## [Records supplied]
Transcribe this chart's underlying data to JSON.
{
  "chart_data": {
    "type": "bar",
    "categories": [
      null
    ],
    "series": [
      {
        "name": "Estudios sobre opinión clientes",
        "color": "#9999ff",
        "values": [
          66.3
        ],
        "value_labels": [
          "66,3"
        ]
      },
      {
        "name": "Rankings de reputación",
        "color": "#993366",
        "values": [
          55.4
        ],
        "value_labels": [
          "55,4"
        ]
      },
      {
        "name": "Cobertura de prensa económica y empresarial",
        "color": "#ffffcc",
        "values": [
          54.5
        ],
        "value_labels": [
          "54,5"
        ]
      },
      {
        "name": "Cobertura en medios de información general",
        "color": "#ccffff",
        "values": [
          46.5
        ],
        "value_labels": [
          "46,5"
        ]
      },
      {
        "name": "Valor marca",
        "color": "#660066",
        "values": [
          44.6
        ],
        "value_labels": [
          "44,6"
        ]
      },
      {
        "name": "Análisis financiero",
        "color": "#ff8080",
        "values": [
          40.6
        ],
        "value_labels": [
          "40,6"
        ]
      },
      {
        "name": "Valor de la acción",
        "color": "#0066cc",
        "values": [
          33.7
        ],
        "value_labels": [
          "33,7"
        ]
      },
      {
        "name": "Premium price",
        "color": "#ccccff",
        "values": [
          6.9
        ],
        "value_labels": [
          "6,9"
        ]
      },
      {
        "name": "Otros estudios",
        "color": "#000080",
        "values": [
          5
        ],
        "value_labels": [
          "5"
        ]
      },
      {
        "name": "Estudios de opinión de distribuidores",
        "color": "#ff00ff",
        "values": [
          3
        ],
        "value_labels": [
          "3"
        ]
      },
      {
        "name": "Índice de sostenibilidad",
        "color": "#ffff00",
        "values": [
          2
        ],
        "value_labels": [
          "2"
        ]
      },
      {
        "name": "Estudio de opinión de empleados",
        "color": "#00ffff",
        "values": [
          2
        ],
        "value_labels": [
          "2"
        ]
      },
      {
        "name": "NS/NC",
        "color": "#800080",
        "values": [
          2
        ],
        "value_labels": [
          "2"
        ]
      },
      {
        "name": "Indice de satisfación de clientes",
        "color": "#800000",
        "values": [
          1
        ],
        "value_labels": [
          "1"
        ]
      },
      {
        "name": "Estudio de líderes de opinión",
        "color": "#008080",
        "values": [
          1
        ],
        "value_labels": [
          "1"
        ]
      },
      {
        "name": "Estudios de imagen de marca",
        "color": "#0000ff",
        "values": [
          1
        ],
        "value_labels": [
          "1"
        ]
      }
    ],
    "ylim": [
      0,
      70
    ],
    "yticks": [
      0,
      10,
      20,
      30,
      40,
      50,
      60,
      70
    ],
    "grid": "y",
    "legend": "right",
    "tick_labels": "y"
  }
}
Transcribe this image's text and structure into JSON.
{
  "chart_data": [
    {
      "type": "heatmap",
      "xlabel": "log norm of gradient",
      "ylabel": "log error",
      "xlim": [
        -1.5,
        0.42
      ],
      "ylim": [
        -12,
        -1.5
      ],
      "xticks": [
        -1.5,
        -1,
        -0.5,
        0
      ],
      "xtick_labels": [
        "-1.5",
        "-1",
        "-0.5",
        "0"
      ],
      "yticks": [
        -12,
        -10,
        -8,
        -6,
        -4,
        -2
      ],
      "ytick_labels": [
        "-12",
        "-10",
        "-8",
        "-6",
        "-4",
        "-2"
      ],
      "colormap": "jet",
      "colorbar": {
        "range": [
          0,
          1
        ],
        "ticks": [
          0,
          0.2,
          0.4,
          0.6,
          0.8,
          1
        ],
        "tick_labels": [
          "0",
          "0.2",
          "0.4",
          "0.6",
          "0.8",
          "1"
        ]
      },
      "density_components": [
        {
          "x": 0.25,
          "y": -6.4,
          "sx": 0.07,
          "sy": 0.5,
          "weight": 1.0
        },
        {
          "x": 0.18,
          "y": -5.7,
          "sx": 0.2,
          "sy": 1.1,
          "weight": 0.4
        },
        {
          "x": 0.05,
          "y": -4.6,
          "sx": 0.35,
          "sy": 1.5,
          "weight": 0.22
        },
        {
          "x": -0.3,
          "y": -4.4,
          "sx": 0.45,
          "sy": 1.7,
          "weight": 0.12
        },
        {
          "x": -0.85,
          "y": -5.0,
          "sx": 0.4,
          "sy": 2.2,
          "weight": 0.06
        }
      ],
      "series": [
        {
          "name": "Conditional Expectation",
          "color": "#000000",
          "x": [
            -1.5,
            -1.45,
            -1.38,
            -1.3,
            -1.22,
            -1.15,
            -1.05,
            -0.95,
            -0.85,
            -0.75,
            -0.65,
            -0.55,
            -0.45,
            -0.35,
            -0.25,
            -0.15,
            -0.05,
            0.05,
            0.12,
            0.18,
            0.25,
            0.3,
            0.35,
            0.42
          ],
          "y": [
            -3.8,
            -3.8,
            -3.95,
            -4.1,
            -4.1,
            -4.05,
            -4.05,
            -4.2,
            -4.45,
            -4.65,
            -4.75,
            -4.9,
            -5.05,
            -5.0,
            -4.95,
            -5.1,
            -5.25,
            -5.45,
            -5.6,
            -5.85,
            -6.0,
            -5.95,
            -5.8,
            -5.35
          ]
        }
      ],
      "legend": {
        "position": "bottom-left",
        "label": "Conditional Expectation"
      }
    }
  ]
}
==
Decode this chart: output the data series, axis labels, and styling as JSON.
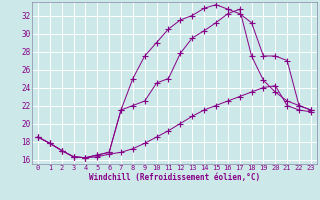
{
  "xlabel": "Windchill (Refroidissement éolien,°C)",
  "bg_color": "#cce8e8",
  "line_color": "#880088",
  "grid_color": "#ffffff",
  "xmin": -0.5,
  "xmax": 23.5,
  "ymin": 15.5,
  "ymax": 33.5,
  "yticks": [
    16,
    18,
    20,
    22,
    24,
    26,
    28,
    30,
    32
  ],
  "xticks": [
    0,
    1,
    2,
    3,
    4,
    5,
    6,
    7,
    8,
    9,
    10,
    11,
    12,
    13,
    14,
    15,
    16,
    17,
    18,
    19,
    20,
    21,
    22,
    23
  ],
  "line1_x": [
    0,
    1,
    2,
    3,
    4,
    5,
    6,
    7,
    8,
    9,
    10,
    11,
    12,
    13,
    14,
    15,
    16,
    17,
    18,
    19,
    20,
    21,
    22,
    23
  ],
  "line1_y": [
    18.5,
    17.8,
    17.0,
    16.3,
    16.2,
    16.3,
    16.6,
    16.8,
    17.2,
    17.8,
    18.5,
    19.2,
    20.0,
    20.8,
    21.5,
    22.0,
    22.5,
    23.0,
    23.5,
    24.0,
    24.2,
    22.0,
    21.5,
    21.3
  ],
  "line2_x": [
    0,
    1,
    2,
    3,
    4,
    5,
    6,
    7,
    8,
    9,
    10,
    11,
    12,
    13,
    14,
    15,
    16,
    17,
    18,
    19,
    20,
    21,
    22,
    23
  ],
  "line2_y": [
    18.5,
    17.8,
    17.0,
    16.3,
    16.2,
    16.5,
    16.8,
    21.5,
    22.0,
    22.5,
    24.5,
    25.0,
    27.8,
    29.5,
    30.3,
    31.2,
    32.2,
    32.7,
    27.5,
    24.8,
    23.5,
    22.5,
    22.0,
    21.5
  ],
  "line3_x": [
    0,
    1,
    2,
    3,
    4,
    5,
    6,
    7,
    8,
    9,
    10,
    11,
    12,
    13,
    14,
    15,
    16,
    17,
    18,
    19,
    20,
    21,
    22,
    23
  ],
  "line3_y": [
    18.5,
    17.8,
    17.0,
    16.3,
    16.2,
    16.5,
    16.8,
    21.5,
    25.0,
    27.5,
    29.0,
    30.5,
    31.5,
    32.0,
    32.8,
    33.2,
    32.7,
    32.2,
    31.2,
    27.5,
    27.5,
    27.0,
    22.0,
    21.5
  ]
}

## [Task]
Copy out each line of the entries that holds "Valor".

## [Right answer]
        "name": "Valor marca",
        "name": "Valor de la acción",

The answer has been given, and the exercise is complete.